==== Excerpt provided

PJ on Development
Thoughts and babbling about software development. Visual Basic, .NET platform, web, etc.
Title: | BBCode Parser |
Description: | A very flexible, extendable and configurable parser for BBCode. |
Author: | Paulo Santos |
eMail: | pjondevelopment@gmail.com |
Environment: | VB.NET 2008 (Visual Studio 2008) |
Keywords: | BBCode Parser Tokenizer |
BBCode Parser
- Download Source Code - 46,53 KB
- Schema for XML Configuration File - 3,16 KB
DISCLAIMERThe Software is provided "AS IS", without warranty of any kind, express or implied, including but not limited to the warranties of merchantability, fitness for a particular purpose and non-infringement. in no event shall the authors or copyright holders be liable for any claim, damages or other liability, whether in an action of contract, tort or otherwise, arising from, out of or in connection with the software or the use or other dealings in the software. |
||
Introduction
I've been working on improving the website of the company I work for during the last few weeks . One of my tasks was to provide means to allow the end user to edit rich content text while providing the management with enough peace of mind that the users wouldn't mess up with the site design and configuration.
So I proposed using BBCode which is pretty common among many Internet forums (like phpBB, Snitz, among others) given a very low learning curve, if any, among our user base.
The problem is that the few parsers for BBCode I've found on line weren't flexible and extensible enough to meet our needs. So, as a any developer, I rolled up my sleeves and coded one myself.
Parsing the BBCode
The first thing I took into account when creating this parser is that it needed to be flexible, able to add as many tags as wanted, formatting the text in any way possible.
The heart of the parser is a tokenizer I've created a while back for another project that never took off, but it was pretty robust for this project, so, I grabbed it along.
With the tokenizer the rest of the code pretty much came by itself, and the desired objective was accomplished.
Within the syntax of BBCode, a tag starts with an open square bracket '[
' and ends with a close square bracket ']
'. Anything between this two markers is considered a tag.
BBCode Tags
There are basically three types of tags:
- Simple Tags
[tag]
- Value Tags
[name=value]
- Parametrized Tags
[tag param=value]
Each tag may or may not require a closing tag. A closing tag has the same name of the tag starting with a forward slash '/
'.
The name of a tag can be any character except the equals sign (=
) and the square brackets ([]
).
Yes, I know that there are some parsers out there that allows tags with the square bracket within the tag, but this is a limitation I can live with.
Configuring Tags
While there are some basic tags common to most of BBCode parsers, there is no standard, although there are a few attempts to do so, like for instance BBCode.org.
With this in mind this parser is very configurable and flexible. It can be configured either programmatically or through an XML file
To configure the parser programmatically you need to add tag definition to the BBCodeParser.Dictionary
collection, as shown on the example below.
Dim parser As New BBCodeParser() parser.Dictionary.Add("b", "<b>{value}</b>", True) parser.Dictionary.Add("u", "<u>{value}</u>", True) parser.Dictionary.Add("i", "<i>{value}</i>", True)
The last parameter indicates that the tag requires a closing tag. With the configuration above the text
[b][u][i]Sample Text[/i][/u][/b]
would be formatted as:
Sample Text
Tag Parameters
Any tag can have any number of parameters. Each parameter consists of a pair of name=value
. The value can be between a single ('
) or double ("

========
==== Supplied material

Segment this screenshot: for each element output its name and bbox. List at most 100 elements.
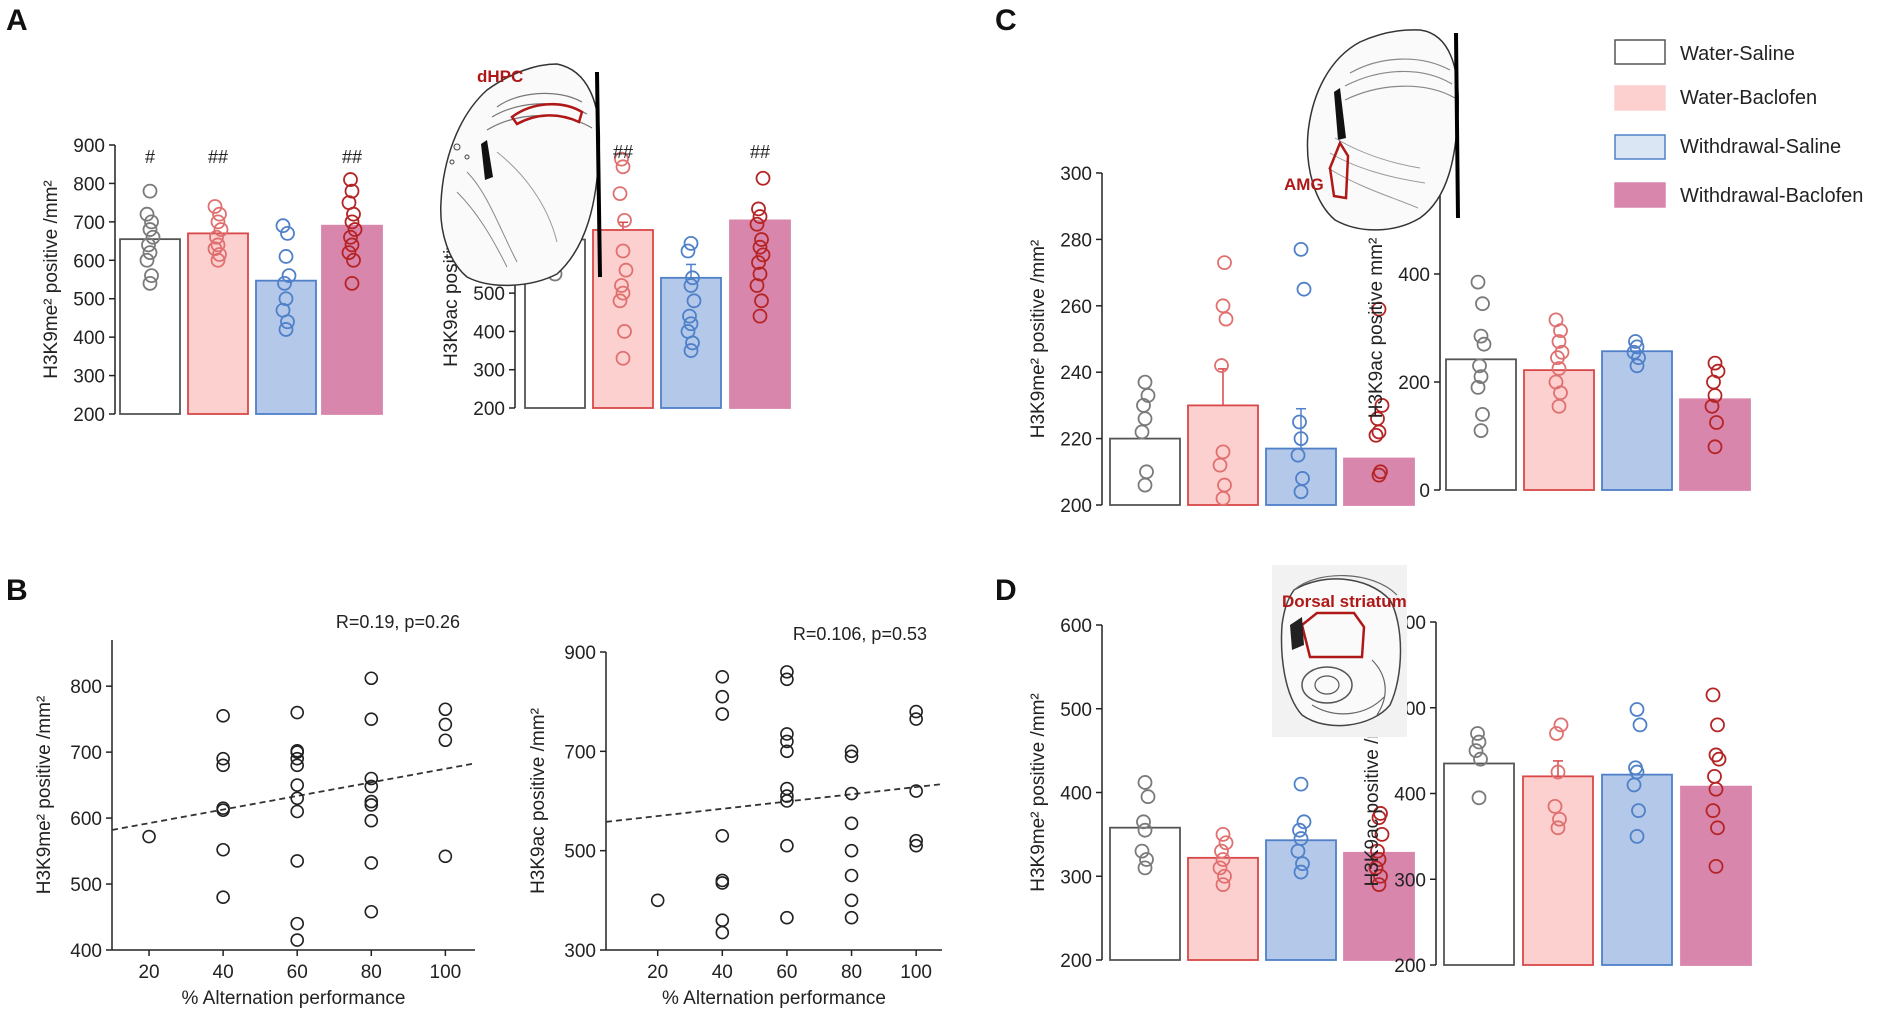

========

**Request 1:**
In the BBCode parser article, shorten the paragraph beginning "I've been working on improving the website" while keeping its main facts.
**Request 2:**
Please write the next part of the BBCode parser article, picking up from its final line.

**Exercise output 1:**
Over the past few weeks I've been improving my company's website. One task was to let end users edit rich content text while assuring management that users wouldn't disrupt the site's design and configuration.

**Exercise output 2:**
) quote.
This parameters can then be used in placeholders within the replacement text format.
There are two special parameters:
- default : Only used for value tags and it has the value of the text after the first equal sign in the tag.
- value : Used for any tag that requires a closing tag, represents the formatted text inside the tag.
For example, with the configuration below:
parser.Dictionary.Add _
("url", _ "<a href='{default|value}'>{value|default}</a>", _ True)
the text [url=http://pjondevelopment.50webs.com]here[/url]
could be used as a link pointing to this site.
Note that on the replacement format text, the placeholders are formed with '{
' and '}
', separated by pipes '|
', if multiple parameters can be used on its place. When formatting, the first non-empty parameter will be used.
So, in the example above, we have two placeholders: {default|value}
and {value|default}
this means that in the first placeholder, it will be used either the value of the default
parameter or the formatted text between [url=...]
and [/url]
.
Extending Tags
Besides the tag definition the parser can be extended even further by simply creating a derived class from BBCodeElement
and add it to the BBCodeParser.ElementTypes
collection. With custom types the possibilities are endless, as one might read the contents from a file, a database, or wherever the object wants, based or not on the tag parameters.
Just note that the derived type must provide a public default constructor.
parser.ElementTypes.Add _ ("userImage", _ GetType(SubClassOfBBCodeElement))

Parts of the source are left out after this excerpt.